start Exercise data

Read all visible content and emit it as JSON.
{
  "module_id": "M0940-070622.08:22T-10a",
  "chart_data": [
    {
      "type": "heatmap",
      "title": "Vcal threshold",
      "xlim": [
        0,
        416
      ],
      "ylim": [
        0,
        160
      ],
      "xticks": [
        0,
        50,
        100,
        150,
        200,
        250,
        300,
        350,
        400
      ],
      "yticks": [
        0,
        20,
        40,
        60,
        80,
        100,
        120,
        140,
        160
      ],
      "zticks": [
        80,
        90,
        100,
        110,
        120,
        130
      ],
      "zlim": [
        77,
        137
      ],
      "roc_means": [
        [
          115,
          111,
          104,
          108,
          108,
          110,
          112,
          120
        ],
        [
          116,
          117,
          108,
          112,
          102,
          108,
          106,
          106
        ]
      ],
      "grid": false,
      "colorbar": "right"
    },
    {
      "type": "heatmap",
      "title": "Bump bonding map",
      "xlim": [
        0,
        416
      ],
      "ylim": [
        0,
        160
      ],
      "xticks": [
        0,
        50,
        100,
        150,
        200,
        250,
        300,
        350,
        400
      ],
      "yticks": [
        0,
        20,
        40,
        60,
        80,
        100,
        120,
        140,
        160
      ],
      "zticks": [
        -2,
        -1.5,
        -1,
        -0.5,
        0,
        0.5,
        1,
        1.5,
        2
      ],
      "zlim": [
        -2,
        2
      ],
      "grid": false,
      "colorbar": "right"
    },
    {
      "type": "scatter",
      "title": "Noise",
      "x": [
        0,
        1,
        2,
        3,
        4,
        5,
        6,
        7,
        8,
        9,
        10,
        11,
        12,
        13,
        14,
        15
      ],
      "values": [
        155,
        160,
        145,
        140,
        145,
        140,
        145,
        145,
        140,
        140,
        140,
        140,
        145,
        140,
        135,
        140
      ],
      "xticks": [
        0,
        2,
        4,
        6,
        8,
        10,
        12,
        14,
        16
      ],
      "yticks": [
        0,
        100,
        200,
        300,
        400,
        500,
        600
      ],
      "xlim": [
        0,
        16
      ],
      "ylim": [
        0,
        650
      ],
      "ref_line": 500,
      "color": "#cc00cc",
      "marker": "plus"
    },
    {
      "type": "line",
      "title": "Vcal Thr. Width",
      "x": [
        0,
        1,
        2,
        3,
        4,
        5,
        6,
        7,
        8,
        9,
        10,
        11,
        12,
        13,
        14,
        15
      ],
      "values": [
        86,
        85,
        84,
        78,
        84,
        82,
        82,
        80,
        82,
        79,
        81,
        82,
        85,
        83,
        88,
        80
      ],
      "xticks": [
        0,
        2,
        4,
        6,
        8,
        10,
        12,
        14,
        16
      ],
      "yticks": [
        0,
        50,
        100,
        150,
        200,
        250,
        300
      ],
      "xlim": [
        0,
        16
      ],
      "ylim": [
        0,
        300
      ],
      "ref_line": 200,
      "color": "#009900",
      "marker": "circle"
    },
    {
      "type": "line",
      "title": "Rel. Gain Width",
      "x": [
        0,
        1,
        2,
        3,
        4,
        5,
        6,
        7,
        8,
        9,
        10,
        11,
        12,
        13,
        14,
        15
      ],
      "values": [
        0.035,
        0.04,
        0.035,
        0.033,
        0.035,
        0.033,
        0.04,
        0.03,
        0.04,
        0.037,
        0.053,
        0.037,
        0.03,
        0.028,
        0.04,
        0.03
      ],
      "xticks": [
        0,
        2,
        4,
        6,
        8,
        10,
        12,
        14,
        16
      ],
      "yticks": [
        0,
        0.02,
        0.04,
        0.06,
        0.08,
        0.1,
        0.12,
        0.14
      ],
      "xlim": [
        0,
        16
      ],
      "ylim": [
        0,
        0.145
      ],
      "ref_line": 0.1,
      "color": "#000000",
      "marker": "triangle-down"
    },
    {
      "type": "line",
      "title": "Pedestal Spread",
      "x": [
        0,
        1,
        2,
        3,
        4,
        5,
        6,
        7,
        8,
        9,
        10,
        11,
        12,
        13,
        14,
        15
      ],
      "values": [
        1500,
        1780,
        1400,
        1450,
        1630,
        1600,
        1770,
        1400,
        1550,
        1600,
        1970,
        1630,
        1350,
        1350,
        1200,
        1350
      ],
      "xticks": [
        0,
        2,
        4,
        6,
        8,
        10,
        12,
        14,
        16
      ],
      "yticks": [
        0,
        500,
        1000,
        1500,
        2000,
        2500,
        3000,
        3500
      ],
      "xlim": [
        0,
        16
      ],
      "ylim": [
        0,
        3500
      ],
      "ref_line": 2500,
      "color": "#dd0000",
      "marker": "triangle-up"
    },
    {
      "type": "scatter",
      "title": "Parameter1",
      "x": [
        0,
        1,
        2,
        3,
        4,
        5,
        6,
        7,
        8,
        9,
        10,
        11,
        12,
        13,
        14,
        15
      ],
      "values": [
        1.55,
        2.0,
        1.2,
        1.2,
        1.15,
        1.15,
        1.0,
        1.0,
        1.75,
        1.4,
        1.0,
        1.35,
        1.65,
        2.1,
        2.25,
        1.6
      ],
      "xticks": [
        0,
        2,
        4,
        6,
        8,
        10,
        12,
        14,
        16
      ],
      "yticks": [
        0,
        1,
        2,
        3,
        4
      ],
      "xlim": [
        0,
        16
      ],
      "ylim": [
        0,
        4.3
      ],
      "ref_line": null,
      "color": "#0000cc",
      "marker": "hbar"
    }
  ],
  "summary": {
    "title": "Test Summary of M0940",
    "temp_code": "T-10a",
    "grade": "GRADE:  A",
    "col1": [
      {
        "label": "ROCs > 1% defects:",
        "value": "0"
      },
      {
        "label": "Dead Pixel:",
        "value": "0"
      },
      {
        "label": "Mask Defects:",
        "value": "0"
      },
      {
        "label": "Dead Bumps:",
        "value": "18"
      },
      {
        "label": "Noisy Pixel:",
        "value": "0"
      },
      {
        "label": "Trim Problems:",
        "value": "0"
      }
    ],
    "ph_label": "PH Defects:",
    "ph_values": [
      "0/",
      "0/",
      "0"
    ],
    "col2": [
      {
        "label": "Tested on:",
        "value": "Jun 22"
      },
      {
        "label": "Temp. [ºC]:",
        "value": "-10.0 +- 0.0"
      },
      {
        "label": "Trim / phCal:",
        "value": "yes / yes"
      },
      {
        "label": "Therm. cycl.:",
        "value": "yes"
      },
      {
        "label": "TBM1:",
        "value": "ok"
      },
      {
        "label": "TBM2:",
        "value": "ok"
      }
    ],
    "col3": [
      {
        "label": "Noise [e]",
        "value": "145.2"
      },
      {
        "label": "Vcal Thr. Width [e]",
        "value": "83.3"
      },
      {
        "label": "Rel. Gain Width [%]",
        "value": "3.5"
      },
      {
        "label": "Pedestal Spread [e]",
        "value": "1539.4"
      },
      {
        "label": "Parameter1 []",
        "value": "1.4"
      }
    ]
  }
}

end Exercise data

## Instructions to follow
Repeat every entry exactly as written above.

## Exercise solution
Read all visible content and emit it as JSON.
{
  "module_id": "M0940-070622.08:22T-10a",
  "chart_data": [
    {
      "type": "heatmap",
      "title": "Vcal threshold",
      "xlim": [
        0,
        416
      ],
      "ylim": [
        0,
        160
      ],
      "xticks": [
        0,
        50,
        100,
        150,
        200,
        250,
        300,
        350,
        400
      ],
      "yticks": [
        0,
        20,
        40,
        60,
        80,
        100,
        120,
        140,
        160
      ],
      "zticks": [
        80,
        90,
        100,
        110,
        120,
        130
      ],
      "zlim": [
        77,
        137
      ],
      "roc_means": [
        [
          115,
          111,
          104,
          108,
          108,
          110,
          112,
          120
        ],
        [
          116,
          117,
          108,
          112,
          102,
          108,
          106,
          106
        ]
      ],
      "grid": false,
      "colorbar": "right"
    },
    {
      "type": "heatmap",
      "title": "Bump bonding map",
      "xlim": [
        0,
        416
      ],
      "ylim": [
        0,
        160
      ],
      "xticks": [
        0,
        50,
        100,
        150,
        200,
        250,
        300,
        350,
        400
      ],
      "yticks": [
        0,
        20,
        40,
        60,
        80,
        100,
        120,
        140,
        160
      ],
      "zticks": [
        -2,
        -1.5,
        -1,
        -0.5,
        0,
        0.5,
        1,
        1.5,
        2
      ],
      "zlim": [
        -2,
        2
      ],
      "grid": false,
      "colorbar": "right"
    },
    {
      "type": "scatter",
      "title": "Noise",
      "x": [
        0,
        1,
        2,
        3,
        4,
        5,
        6,
        7,
        8,
        9,
        10,
        11,
        12,
        13,
        14,
        15
      ],
      "values": [
        155,
        160,
        145,
        140,
        145,
        140,
        145,
        145,
        140,
        140,
        140,
        140,
        145,
        140,
        135,
        140
      ],
      "xticks": [
        0,
        2,
        4,
        6,
        8,
        10,
        12,
        14,
        16
      ],
      "yticks": [
        0,
        100,
        200,
        300,
        400,
        500,
        600
      ],
      "xlim": [
        0,
        16
      ],
      "ylim": [
        0,
        650
      ],
      "ref_line": 500,
      "color": "#cc00cc",
      "marker": "plus"
    },
    {
      "type": "line",
      "title": "Vcal Thr. Width",
      "x": [
        0,
        1,
        2,
        3,
        4,
        5,
        6,
        7,
        8,
        9,
        10,
        11,
        12,
        13,
        14,
        15
      ],
      "values": [
        86,
        85,
        84,
        78,
        84,
        82,
        82,
        80,
        82,
        79,
        81,
        82,
        85,
        83,
        88,
        80
      ],
      "xticks": [
        0,
        2,
        4,
        6,
        8,
        10,
        12,
        14,
        16
      ],
      "yticks": [
        0,
        50,
        100,
        150,
        200,
        250,
        300
      ],
      "xlim": [
        0,
        16
      ],
      "ylim": [
        0,
        300
      ],
      "ref_line": 200,
      "color": "#009900",
      "marker": "circle"
    },
    {
      "type": "line",
      "title": "Rel. Gain Width",
      "x": [
        0,
        1,
        2,
        3,
        4,
        5,
        6,
        7,
        8,
        9,
        10,
        11,
        12,
        13,
        14,
        15
      ],
      "values": [
        0.035,
        0.04,
        0.035,
        0.033,
        0.035,
        0.033,
        0.04,
        0.03,
        0.04,
        0.037,
        0.053,
        0.037,
        0.03,
        0.028,
        0.04,
        0.03
      ],
      "xticks": [
        0,
        2,
        4,
        6,
        8,
        10,
        12,
        14,
        16
      ],
      "yticks": [
        0,
        0.02,
        0.04,
        0.06,
        0.08,
        0.1,
        0.12,
        0.14
      ],
      "xlim": [
        0,
        16
      ],
      "ylim": [
        0,
        0.145
      ],
      "ref_line": 0.1,
      "color": "#000000",
      "marker": "triangle-down"
    },
    {
      "type": "line",
      "title": "Pedestal Spread",
      "x": [
        0,
        1,
        2,
        3,
        4,
        5,
        6,
        7,
        8,
        9,
        10,
        11,
        12,
        13,
        14,
        15
      ],
      "values": [
        1500,
        1780,
        1400,
        1450,
        1630,
        1600,
        1770,
        1400,
        1550,
        1600,
        1970,
        1630,
        1350,
        1350,
        1200,
        1350
      ],
      "xticks": [
        0,
        2,
        4,
        6,
        8,
        10,
        12,
        14,
        16
      ],
      "yticks": [
        0,
        500,
        1000,
        1500,
        2000,
        2500,
        3000,
        3500
      ],
      "xlim": [
        0,
        16
      ],
      "ylim": [
        0,
        3500
      ],
      "ref_line": 2500,
      "color": "#dd0000",
      "marker": "triangle-up"
    },
    {
      "type": "scatter",
      "title": "Parameter1",
      "x": [
        0,
        1,
        2,
        3,
        4,
        5,
        6,
        7,
        8,
        9,
        10,
        11,
        12,
        13,
        14,
        15
      ],
      "values": [
        1.55,
        2.0,
        1.2,
        1.2,
        1.15,
        1.15,
        1.0,
        1.0,
        1.75,
        1.4,
        1.0,
        1.35,
        1.65,
        2.1,
        2.25,
        1.6
      ],
      "xticks": [
        0,
        2,
        4,
        6,
        8,
        10,
        12,
        14,
        16
      ],
      "yticks": [
        0,
        1,
        2,
        3,
        4
      ],
      "xlim": [
        0,
        16
      ],
      "ylim": [
        0,
        4.3
      ],
      "ref_line": null,
      "color": "#0000cc",
      "marker": "hbar"
    }
  ],
  "summary": {
    "title": "Test Summary of M0940",
    "temp_code": "T-10a",
    "grade": "GRADE:  A",
    "col1": [
      {
        "label": "ROCs > 1% defects:",
        "value": "0"
      },
      {
        "label": "Dead Pixel:",
        "value": "0"
      },
      {
        "label": "Mask Defects:",
        "value": "0"
      },
      {
        "label": "Dead Bumps:",
        "value": "18"
      },
      {
        "label": "Noisy Pixel:",
        "value": "0"
      },
      {
        "label": "Trim Problems:",
        "value": "0"
      }
    ],
    "ph_label": "PH Defects:",
    "ph_values": [
      "0/",
      "0/",
      "0"
    ],
    "col2": [
      {
        "label": "Tested on:",
        "value": "Jun 22"
      },
      {
        "label": "Temp. [ºC]:",
        "value": "-10.0 +- 0.0"
      },
      {
        "label": "Trim / phCal:",
        "value": "yes / yes"
      },
      {
        "label": "Therm. cycl.:",
        "value": "yes"
      },
      {
        "label": "TBM1:",
        "value": "ok"
      },
      {
        "label": "TBM2:",
        "value": "ok"
      }
    ],
    "col3": [
      {
        "label": "Noise [e]",
        "value": "145.2"
      },
      {
        "label": "Vcal Thr. Width [e]",
        "value": "83.3"
      },
      {
        "label": "Rel. Gain Width [%]",
        "value": "3.5"
      },
      {
        "label": "Pedestal Spread [e]",
        "value": "1539.4"
      },
      {
        "label": "Parameter1 []",
        "value": "1.4"
      }
    ]
  }
}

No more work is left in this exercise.